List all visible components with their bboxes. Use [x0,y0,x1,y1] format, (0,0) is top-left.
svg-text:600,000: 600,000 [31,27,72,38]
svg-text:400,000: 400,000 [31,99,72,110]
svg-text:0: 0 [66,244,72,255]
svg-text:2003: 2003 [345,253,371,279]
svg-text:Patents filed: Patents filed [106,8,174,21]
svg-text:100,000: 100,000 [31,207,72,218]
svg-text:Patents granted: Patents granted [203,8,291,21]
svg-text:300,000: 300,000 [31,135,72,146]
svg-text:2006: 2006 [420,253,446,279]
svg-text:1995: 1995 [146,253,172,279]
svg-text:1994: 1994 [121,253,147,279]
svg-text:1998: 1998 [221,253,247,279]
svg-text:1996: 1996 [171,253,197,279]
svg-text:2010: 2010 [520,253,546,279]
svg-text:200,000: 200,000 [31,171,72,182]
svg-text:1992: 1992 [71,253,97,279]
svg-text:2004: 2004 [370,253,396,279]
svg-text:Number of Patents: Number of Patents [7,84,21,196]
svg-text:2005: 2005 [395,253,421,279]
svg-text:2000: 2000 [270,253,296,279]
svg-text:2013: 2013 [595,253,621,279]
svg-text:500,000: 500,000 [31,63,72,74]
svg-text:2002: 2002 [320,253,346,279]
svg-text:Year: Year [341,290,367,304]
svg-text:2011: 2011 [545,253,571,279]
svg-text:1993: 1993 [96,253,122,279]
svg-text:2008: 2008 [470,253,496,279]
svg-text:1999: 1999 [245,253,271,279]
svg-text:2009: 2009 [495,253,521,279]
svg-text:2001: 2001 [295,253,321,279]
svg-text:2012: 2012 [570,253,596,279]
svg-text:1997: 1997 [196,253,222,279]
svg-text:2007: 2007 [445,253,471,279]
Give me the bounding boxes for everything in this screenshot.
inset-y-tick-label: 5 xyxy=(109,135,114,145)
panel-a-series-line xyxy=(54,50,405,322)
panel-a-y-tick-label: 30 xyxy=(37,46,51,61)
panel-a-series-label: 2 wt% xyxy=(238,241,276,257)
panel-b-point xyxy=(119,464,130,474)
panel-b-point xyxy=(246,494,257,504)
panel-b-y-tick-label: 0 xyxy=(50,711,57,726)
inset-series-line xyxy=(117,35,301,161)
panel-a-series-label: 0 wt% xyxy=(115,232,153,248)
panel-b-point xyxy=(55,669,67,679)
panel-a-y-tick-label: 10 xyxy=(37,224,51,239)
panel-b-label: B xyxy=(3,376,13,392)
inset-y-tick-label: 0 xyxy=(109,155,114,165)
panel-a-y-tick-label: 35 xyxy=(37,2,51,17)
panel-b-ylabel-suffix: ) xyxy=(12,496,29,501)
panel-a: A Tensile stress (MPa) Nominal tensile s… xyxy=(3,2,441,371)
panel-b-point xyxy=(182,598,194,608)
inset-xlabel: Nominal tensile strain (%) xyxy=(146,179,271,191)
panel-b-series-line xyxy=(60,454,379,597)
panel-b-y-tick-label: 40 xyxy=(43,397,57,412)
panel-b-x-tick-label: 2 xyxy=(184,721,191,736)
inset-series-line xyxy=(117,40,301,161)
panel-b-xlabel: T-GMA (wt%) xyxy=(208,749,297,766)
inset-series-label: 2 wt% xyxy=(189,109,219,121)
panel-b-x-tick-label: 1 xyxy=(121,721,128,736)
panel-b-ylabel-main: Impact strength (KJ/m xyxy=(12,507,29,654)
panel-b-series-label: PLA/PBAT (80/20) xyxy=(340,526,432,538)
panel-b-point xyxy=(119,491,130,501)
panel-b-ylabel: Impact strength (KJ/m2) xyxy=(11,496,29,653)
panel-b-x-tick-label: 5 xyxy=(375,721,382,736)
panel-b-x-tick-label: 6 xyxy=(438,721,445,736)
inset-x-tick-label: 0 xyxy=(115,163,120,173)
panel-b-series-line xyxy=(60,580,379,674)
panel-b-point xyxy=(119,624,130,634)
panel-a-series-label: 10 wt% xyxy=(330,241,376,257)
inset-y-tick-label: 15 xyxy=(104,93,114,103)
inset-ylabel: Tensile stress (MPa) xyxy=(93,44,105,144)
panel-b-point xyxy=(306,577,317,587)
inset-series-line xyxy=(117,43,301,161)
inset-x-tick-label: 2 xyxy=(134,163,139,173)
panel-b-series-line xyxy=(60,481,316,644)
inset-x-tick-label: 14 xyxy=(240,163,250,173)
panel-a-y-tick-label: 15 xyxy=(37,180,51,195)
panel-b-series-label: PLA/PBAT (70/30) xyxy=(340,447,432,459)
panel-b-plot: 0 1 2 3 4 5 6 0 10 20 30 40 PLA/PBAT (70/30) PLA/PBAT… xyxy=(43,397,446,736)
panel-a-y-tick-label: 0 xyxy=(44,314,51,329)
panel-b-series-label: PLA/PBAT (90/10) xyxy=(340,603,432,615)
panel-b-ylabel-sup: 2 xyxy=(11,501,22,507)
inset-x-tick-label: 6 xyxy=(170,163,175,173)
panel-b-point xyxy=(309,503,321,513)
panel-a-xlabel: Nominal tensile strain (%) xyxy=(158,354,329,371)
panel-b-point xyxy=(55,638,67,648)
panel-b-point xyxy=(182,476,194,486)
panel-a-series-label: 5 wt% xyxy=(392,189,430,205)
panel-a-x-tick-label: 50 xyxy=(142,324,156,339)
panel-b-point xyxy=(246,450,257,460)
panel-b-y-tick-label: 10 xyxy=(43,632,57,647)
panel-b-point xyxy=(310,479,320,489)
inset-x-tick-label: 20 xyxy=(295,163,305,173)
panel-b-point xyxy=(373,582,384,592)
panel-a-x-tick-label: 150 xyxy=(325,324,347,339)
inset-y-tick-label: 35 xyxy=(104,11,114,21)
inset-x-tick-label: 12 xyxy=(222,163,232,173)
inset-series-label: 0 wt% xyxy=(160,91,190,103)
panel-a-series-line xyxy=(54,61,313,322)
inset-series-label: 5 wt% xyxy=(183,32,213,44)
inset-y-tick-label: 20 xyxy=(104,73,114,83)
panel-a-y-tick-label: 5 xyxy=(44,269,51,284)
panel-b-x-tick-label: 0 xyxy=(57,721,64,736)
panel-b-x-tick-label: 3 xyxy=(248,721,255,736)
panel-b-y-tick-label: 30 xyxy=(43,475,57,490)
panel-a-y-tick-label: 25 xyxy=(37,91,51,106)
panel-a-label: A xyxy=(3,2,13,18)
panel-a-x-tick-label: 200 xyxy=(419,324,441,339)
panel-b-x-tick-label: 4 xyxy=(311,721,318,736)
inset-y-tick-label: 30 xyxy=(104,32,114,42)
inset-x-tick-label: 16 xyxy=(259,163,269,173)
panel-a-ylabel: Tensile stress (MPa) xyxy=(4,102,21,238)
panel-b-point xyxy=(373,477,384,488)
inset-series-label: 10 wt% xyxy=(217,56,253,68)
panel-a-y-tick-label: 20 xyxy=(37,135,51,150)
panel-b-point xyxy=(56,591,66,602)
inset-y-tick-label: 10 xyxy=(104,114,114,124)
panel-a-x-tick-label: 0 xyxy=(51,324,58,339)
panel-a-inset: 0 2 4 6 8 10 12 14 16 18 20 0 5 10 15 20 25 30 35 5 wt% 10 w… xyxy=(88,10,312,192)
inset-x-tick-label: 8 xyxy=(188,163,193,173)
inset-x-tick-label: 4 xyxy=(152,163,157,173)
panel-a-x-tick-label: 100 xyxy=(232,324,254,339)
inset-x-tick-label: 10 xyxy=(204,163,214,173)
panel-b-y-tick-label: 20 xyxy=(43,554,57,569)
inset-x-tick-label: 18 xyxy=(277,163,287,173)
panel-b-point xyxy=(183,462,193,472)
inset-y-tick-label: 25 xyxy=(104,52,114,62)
---
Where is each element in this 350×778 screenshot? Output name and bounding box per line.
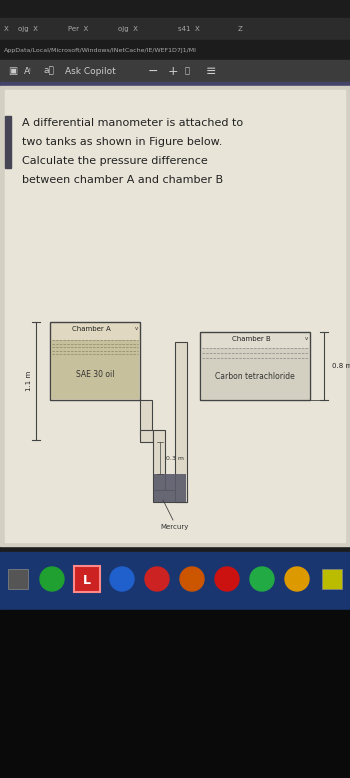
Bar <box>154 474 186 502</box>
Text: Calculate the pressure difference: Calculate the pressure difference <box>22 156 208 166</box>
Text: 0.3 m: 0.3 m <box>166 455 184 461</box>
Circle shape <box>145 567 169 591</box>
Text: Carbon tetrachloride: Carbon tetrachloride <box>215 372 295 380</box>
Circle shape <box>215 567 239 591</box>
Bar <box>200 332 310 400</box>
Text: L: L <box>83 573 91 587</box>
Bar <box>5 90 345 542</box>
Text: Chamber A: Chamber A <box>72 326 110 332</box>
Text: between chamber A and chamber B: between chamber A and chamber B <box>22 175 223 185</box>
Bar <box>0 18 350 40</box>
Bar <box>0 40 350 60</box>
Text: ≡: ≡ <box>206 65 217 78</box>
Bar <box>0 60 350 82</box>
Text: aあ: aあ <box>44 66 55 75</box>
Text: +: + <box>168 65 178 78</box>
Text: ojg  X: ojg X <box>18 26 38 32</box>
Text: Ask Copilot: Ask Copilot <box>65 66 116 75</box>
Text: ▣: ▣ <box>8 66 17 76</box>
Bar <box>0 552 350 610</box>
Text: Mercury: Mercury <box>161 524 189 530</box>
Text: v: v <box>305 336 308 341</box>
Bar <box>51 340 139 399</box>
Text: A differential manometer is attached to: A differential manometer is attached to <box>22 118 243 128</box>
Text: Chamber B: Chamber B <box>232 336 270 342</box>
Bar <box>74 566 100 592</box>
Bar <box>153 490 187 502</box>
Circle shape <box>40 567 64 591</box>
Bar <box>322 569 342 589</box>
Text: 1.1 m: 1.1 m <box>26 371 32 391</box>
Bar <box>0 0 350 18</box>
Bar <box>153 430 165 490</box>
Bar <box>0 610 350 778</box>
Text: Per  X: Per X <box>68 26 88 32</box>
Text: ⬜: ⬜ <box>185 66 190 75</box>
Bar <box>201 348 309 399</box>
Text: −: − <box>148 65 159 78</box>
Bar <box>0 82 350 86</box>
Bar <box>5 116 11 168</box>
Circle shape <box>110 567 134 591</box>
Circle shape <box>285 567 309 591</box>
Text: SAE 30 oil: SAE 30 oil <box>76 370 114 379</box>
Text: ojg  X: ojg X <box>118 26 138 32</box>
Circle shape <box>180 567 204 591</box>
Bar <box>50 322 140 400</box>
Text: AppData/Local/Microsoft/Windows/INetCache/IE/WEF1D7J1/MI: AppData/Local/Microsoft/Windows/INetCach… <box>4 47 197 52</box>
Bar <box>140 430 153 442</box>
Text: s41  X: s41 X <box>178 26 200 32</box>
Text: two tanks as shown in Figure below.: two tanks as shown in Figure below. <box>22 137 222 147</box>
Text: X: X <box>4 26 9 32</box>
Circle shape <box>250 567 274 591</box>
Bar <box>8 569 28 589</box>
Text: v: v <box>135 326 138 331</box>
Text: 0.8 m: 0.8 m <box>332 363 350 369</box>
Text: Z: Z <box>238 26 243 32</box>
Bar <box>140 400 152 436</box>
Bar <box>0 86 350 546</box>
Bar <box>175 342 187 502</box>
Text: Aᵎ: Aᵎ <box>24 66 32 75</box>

> What you are asked to do: Starting at the line that contains "List all visible" and stopping after the line that contains "svg-text:Patents filed: Patents", reproduce only those lines, substituting "bounding boxes" for "bboxes" and leaving everything else unchanged.

> Output for this task:
List all visible components with their bounding boxes. Use [x0,y0,x1,y1] format, (0,0) is top-left.
svg-text:600,000: 600,000 [31,27,72,38]
svg-text:400,000: 400,000 [31,99,72,110]
svg-text:0: 0 [66,244,72,255]
svg-text:2003: 2003 [345,253,371,279]
svg-text:Patents filed: Patents filed [106,8,174,21]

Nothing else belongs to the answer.